━━━━━ Data section
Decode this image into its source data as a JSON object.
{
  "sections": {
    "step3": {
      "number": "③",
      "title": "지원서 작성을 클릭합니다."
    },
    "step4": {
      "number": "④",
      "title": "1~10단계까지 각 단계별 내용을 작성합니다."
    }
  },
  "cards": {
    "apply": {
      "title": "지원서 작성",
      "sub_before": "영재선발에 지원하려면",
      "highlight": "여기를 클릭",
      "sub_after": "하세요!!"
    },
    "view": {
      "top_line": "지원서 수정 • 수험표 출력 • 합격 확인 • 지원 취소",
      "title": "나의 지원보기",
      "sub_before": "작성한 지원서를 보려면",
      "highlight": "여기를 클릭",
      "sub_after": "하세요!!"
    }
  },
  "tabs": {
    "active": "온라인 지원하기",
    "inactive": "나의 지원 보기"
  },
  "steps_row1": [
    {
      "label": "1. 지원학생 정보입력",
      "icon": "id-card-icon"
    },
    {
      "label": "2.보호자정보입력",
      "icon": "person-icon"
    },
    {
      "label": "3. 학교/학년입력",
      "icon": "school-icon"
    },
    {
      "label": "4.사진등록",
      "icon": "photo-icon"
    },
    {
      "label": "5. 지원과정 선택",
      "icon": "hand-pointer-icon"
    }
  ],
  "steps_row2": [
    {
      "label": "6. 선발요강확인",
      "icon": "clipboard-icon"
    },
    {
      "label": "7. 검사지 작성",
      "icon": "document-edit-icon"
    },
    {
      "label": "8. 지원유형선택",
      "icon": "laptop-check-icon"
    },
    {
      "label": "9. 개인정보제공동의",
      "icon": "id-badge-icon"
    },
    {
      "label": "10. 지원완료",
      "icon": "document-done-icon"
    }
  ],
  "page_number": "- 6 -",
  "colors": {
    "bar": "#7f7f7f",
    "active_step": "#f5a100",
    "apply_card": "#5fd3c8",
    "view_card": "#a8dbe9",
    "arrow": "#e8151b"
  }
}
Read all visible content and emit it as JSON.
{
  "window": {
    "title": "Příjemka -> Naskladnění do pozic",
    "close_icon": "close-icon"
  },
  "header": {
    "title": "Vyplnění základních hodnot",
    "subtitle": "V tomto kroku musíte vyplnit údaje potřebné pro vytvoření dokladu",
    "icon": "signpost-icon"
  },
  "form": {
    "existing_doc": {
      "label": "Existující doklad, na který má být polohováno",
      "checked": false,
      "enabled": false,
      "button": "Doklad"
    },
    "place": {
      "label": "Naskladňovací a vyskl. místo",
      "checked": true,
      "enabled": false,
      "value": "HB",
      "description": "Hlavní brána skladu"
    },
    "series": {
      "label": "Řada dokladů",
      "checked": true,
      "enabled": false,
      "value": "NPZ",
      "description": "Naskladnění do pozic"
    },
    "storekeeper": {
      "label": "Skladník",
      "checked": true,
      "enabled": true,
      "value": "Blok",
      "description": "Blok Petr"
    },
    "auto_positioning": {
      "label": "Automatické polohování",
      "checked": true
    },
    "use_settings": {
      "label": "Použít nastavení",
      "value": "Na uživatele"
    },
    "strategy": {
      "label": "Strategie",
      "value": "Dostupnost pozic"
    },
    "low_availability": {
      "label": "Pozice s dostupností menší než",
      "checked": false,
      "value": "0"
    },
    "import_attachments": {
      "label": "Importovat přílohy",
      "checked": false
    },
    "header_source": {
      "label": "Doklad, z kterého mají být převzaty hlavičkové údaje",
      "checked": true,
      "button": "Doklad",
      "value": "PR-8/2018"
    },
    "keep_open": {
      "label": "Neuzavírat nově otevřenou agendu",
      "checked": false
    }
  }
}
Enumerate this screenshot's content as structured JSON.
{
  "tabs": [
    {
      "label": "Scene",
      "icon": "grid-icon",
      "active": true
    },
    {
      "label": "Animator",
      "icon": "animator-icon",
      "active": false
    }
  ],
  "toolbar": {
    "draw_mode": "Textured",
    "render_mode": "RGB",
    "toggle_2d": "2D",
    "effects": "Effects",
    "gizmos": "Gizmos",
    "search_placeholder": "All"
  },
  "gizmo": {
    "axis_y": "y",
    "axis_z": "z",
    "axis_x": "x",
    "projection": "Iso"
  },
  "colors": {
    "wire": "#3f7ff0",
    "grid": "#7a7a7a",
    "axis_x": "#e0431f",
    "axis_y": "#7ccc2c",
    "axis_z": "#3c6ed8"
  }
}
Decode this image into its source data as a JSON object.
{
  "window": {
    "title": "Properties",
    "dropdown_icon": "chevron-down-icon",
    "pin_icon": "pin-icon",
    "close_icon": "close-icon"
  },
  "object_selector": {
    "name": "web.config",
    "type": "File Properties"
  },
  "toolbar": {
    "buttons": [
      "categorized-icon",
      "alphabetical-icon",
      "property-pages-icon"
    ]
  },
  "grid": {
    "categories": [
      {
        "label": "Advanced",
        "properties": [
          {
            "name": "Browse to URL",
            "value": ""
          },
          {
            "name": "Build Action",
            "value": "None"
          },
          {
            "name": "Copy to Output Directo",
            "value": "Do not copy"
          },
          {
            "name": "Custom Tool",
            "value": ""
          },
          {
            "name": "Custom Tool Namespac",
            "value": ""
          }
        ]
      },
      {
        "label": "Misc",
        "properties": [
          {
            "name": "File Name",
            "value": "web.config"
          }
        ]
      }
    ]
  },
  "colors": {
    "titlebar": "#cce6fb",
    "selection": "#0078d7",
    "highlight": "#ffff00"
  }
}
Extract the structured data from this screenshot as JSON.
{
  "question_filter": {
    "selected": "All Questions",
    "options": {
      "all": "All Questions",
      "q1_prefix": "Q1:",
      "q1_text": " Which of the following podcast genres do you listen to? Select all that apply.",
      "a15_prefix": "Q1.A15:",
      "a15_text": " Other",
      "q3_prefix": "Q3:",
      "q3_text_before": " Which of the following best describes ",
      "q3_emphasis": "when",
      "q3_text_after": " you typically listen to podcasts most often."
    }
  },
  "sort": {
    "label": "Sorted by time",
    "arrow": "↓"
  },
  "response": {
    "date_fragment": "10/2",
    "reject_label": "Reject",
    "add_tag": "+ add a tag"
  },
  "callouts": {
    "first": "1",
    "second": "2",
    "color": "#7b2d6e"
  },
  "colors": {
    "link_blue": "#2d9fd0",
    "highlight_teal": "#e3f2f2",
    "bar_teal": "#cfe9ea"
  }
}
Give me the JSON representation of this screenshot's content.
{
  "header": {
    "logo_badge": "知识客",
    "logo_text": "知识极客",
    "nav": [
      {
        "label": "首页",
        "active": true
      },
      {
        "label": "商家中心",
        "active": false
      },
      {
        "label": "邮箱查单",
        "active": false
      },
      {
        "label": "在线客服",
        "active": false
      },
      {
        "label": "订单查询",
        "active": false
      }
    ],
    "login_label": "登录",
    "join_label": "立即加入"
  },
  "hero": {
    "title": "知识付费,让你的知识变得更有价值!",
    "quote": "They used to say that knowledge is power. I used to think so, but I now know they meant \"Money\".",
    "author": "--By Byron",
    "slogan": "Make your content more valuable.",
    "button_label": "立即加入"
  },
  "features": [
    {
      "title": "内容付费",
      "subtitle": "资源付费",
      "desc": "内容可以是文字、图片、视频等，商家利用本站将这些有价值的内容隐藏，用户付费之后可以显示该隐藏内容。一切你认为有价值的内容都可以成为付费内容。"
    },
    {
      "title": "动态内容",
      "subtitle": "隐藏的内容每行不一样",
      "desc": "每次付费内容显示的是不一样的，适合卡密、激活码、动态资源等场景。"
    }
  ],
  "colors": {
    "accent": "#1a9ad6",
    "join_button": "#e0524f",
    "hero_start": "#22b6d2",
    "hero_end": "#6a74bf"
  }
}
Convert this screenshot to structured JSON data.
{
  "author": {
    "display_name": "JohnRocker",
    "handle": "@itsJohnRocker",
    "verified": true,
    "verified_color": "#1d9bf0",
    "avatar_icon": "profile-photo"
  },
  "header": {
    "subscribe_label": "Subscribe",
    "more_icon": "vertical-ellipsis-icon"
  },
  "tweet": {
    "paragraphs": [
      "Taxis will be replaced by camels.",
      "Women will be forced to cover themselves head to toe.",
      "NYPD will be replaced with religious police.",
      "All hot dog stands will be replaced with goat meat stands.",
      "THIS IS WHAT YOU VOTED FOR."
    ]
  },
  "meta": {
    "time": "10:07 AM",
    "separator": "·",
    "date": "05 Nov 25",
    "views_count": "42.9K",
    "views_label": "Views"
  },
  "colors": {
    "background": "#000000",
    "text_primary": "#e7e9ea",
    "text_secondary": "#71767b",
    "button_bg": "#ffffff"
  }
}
━━━━━━━━━━
**Exercise aim:**
Search the entries for the word "will" and gather every line where it appears.

**Reply:**
      "Taxis will be replaced by camels.",
      "Women will be forced to cover themselves head to toe.",
      "NYPD will be replaced with religious police.",
      "All hot dog stands will be replaced with goat meat stands.",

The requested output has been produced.